Dataset excerpt:
########################################
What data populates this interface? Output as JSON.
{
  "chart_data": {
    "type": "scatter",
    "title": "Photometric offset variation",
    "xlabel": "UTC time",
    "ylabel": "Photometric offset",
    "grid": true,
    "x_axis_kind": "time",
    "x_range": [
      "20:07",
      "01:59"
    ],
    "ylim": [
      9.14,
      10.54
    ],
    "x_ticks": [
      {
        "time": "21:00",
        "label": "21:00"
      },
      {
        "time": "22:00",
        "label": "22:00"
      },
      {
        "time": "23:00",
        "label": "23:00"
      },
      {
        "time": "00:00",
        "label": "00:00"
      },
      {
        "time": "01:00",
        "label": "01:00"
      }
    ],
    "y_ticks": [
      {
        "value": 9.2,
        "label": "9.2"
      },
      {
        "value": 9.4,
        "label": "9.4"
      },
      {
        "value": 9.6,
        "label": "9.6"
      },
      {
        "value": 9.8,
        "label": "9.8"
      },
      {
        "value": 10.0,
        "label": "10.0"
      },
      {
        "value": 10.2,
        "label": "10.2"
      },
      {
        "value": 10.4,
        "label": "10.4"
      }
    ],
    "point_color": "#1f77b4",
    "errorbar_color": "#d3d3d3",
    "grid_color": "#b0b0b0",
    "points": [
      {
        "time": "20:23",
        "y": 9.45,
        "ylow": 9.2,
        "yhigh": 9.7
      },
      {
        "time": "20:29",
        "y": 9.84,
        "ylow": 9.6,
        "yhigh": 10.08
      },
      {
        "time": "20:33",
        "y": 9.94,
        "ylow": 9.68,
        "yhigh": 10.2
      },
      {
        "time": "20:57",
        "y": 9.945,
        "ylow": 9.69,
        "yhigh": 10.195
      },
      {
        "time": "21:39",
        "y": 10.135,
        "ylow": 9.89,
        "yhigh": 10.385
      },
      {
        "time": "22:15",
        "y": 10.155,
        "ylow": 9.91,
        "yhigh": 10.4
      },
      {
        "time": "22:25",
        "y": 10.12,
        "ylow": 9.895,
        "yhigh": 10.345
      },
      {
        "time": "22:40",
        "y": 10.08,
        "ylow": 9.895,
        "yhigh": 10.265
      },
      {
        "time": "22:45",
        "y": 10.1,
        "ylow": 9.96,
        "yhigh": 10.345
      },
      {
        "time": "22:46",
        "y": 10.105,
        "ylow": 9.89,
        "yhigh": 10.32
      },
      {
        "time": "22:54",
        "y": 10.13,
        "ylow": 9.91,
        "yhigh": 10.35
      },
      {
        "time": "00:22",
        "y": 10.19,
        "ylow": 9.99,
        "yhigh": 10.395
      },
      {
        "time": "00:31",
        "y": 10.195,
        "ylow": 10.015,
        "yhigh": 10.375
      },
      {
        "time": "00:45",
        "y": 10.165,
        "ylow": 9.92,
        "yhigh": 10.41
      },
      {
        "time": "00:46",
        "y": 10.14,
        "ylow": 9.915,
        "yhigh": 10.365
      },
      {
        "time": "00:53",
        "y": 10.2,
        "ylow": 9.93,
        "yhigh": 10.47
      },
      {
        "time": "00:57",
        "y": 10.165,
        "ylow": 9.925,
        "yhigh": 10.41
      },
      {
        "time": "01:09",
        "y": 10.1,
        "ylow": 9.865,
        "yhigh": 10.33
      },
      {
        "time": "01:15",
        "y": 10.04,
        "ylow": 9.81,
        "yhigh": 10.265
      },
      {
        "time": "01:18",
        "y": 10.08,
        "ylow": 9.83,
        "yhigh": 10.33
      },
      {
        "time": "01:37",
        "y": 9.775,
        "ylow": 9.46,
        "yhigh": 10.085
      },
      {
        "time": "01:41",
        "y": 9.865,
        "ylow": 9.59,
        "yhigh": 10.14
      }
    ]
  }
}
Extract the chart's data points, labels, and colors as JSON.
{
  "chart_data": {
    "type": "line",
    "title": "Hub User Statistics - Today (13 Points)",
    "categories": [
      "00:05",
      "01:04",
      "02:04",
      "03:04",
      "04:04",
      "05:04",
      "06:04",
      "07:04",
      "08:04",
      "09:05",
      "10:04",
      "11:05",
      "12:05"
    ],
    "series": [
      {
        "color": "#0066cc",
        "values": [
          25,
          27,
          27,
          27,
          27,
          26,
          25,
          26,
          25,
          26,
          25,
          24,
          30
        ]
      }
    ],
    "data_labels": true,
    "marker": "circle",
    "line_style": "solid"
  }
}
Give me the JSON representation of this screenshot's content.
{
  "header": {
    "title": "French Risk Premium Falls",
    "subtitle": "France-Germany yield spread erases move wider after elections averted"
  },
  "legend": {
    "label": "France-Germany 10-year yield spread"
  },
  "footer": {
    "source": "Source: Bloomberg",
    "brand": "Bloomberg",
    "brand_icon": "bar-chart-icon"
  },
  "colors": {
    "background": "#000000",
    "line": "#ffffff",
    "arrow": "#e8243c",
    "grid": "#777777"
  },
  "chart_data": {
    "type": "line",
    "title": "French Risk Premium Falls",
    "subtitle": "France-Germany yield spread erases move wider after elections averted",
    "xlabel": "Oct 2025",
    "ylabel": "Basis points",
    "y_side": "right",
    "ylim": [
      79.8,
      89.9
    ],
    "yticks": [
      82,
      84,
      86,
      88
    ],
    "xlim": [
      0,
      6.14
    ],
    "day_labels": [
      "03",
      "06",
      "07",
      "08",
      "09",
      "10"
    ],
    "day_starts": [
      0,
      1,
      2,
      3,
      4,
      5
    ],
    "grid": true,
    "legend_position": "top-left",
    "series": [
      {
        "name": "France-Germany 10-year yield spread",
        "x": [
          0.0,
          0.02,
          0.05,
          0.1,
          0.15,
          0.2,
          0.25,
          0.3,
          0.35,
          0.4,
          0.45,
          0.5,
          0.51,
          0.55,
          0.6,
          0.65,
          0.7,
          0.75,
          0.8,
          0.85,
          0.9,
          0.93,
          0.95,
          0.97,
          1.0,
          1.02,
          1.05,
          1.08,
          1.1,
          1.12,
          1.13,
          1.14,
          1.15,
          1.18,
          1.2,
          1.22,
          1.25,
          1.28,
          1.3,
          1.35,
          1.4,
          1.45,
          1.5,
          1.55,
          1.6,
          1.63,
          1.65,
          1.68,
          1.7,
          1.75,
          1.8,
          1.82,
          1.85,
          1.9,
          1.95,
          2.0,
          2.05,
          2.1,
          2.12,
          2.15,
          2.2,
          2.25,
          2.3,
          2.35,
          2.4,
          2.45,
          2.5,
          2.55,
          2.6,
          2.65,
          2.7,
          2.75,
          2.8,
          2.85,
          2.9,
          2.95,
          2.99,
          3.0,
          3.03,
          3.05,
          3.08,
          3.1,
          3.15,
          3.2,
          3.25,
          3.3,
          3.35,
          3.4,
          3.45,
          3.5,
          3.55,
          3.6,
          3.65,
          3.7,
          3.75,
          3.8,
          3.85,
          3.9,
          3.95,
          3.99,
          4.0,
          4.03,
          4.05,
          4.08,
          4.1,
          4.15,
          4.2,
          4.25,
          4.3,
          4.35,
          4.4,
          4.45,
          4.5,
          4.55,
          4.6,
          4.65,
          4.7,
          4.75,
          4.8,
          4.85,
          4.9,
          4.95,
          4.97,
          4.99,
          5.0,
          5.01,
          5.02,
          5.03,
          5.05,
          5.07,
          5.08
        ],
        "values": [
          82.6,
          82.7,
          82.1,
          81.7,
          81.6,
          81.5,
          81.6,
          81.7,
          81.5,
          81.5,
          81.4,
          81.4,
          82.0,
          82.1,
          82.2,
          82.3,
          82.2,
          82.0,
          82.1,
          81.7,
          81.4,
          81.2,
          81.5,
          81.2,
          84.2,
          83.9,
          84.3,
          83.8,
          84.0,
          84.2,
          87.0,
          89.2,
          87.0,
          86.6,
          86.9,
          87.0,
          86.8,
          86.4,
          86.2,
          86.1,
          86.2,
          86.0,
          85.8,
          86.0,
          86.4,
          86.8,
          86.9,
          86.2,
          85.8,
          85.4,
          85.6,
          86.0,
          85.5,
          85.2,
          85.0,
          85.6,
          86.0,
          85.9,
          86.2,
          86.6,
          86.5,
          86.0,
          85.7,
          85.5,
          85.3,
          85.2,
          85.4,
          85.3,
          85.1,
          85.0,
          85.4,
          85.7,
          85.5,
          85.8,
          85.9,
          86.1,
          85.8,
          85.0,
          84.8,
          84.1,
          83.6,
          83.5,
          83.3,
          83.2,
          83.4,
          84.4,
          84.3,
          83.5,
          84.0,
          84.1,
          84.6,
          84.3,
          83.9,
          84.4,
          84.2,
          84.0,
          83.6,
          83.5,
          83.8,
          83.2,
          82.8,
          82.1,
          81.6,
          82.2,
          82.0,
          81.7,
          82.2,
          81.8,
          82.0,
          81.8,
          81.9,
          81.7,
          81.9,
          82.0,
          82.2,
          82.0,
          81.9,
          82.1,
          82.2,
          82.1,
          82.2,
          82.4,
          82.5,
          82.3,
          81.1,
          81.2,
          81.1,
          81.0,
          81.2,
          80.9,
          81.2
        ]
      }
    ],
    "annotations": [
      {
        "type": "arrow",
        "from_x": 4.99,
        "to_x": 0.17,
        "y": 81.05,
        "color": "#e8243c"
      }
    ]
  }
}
########################################
Gather each line of the listing containing the word "type" and show it.

    "type": "scatter",
    "type": "line",
    "type": "line",
        "type": "arrow",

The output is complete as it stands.